Texto para análise:
****
O Sistema Único de Saúde disponibiliza tratamento para as pessoas que precisam? Como buscar este direito?
Joseane: Como mencionei anteriormente, temos através dos Centros de Referência da Assistência Social (CRAS) e Unidades Básicas de Saúde (UBS), o acompanhamento familiar e encaminhamentos para os serviços disponíveis. Nos casos de tratamento: os Centros de Atenção Psicossocial (CAPS), postos de saúde e Unidades de Pronto Atendimento (UPAS) podem realizar esse trâmite, e igrejas que possuem grupos de voluntários envolvidos com o tema, como a Pastoral da Sobriedade, bem como os Alcóolicos Anônimos, entre outros. Da mesma forma como na prevenção, para atender à realidade que envolve a dependência química, que é biopsicossoal, também há ainda muito a se melhorar e crescer. Infelizmente, estamos longe do ideal para atender adequadamente o que tange a doença mental.
José Augusto: Sim. É preciso procurar as unidades de saúde, CAPS relacionados a álcool e drogas, tanto para adolescentes como para adultos, comunidade terapêutica e grupos de autoajuda, como a Pastoral da Sobriedade.
Por meio da terapia do amor, a Pastoral da Sobriedade é uma ação concreta da Igreja que propõe a mudança e a valorização da pessoa. Como é realizado este trabalho e que resultados já foram conquistados?
Joseane: Através da “Pedagogia de Cristo”, o amor incondicional, em que se ama integralmente o dependente, mas não se aceita o pecado, a droga e suas consequências, favorece a todos as pessoas o reconhecimento de si com alguma dependência ou pecado, nos tornando, assim, em fator de igualdade e luta diária em prol da vida. Os 12 passos perpassam a condição humana primeiramente no conhecimento pessoal (autoconhecimento e autoestima), a responsabilização sobre a vida e o comprometimento com a mesma na transformação pessoal, através da atitude em caráter de mudança contínua, fortalecida e amparada por Cristo, e no envolvimento social participativo, vivo e atuante.
****
Informações da fonte:

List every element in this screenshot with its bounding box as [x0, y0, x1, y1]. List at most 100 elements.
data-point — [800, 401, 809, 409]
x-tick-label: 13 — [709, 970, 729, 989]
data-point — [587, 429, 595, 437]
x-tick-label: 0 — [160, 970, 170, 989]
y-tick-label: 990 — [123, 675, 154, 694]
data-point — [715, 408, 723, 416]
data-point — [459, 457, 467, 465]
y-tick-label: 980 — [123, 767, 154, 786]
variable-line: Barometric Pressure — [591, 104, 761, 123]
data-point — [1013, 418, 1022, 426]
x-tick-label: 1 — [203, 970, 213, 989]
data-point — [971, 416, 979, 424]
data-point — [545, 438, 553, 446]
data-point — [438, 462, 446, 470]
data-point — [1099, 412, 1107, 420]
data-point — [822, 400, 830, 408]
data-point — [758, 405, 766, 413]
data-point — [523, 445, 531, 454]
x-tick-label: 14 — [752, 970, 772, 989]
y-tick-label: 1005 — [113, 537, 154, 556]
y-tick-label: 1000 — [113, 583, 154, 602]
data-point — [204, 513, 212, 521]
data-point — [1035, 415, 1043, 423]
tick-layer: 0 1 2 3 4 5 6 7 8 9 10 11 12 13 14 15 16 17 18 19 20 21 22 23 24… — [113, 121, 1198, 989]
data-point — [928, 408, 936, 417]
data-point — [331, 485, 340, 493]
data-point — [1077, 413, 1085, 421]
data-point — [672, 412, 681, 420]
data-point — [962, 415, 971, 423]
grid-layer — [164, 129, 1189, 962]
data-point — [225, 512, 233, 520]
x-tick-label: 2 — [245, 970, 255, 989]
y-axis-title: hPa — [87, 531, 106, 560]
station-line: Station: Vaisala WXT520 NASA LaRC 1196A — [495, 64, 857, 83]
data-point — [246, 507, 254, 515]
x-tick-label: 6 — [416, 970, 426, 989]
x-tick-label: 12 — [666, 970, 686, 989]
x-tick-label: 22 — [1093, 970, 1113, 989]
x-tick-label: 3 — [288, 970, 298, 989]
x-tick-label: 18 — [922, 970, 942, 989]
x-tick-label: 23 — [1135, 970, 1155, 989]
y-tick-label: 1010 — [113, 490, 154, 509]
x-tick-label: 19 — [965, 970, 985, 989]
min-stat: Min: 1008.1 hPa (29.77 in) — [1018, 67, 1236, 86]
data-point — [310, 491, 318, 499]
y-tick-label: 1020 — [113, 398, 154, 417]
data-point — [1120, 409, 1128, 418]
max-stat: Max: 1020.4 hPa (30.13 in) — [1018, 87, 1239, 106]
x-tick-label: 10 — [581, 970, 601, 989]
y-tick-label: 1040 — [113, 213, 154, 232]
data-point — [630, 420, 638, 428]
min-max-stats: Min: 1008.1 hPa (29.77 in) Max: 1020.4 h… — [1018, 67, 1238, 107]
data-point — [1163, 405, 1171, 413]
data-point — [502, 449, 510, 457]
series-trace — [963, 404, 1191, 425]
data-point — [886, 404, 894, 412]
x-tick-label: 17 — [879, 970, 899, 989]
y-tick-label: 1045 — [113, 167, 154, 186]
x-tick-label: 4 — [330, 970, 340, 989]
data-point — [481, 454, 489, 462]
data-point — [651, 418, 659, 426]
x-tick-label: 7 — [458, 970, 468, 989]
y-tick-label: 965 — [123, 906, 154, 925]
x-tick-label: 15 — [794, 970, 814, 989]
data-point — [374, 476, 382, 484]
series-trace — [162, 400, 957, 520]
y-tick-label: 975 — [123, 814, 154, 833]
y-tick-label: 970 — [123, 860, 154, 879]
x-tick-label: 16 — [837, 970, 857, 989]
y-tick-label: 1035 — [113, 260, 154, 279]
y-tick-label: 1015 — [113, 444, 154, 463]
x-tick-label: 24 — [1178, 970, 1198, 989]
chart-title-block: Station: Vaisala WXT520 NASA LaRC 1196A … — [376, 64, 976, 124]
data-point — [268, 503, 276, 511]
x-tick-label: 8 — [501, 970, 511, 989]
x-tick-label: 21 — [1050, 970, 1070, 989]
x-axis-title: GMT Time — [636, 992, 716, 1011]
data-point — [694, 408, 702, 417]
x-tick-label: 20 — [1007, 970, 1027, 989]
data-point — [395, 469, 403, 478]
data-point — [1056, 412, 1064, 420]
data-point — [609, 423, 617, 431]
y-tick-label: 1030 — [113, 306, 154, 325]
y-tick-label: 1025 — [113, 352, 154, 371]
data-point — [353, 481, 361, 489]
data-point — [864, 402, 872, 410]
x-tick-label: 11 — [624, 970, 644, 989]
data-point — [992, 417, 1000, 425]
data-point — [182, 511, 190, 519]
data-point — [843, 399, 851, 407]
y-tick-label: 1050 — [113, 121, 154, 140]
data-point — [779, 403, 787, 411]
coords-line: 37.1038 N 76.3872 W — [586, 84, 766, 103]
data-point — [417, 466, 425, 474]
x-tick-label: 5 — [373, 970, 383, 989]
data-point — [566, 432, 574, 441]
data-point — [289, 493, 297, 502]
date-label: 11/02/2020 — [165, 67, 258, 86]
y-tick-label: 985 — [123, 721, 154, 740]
****
Exercícios para fazer:
[1] Passe para o inglês esta frase do texto sobre dependência química: "É preciso procurar as unidades de saúde, CAPS relacionados a álcool e drogas, tanto para adolescentes como para adultos, comunidade terapêutica e grupos de autoajuda, como a Pastoral da Sobriedade."
[2] No texto sobre dependência química, qual é a pedagogia usada pela Pastoral da Sobriedade?
[3] Continue o texto sobre dependência química e a Pastoral da Sobriedade a partir da última frase mostrada.
Os itens não são usados para nada aqui.

Respostas das atividades:
[1] It is necessary to seek out health units, CAPS centers related to alcohol and drugs, for both adolescents and adults, therapeutic communities, and self-help groups, such as the Pastoral da Sobriedade.

[2] A "Pedagogia de Cristo", o amor incondicional.

[3]
José Augusto: Caminhada dos 12 passos. Os seis primeiros são de conversão. E os seis últimos passos de restauração. A família ou a pessoa procura uma igreja, que tenha a Pastoral da Sobriedade e começa a frequentar gratuitamente e conhecer, a cada semana, um passo. Lá ela será acolhida, abraçada, e poderá falar o que está passando. Ela vem pedir ajuda e vai ajudar também. Com o passar do tempo, vai conhecendo a terapia do amor, o amor incondicional, serenidade, paciência, conhecimento, abordagem, como se portar e falar com o seu dependente químico. Oração, partilha e muito amor para dar. Hoje, nesses 18 anos, já estamos com mais de 30.000 agentes da Pastoral da Sobriedade no Brasil e com mais de 1000 grupos de ajuda mútua espalhados pelo nosso país. Muitos testemunhos de vida, de conversão. Eu sou um deles, um pai codependente que graças a Deus conheceu a Pastoral da Sobriedade e participa ativamente com o meu filho recuperado. Sobriedade e paz, só por hoje, graças a Deus.
Que mensagem gostariam de deixar aos leitores da Revista Pastoral da Criança?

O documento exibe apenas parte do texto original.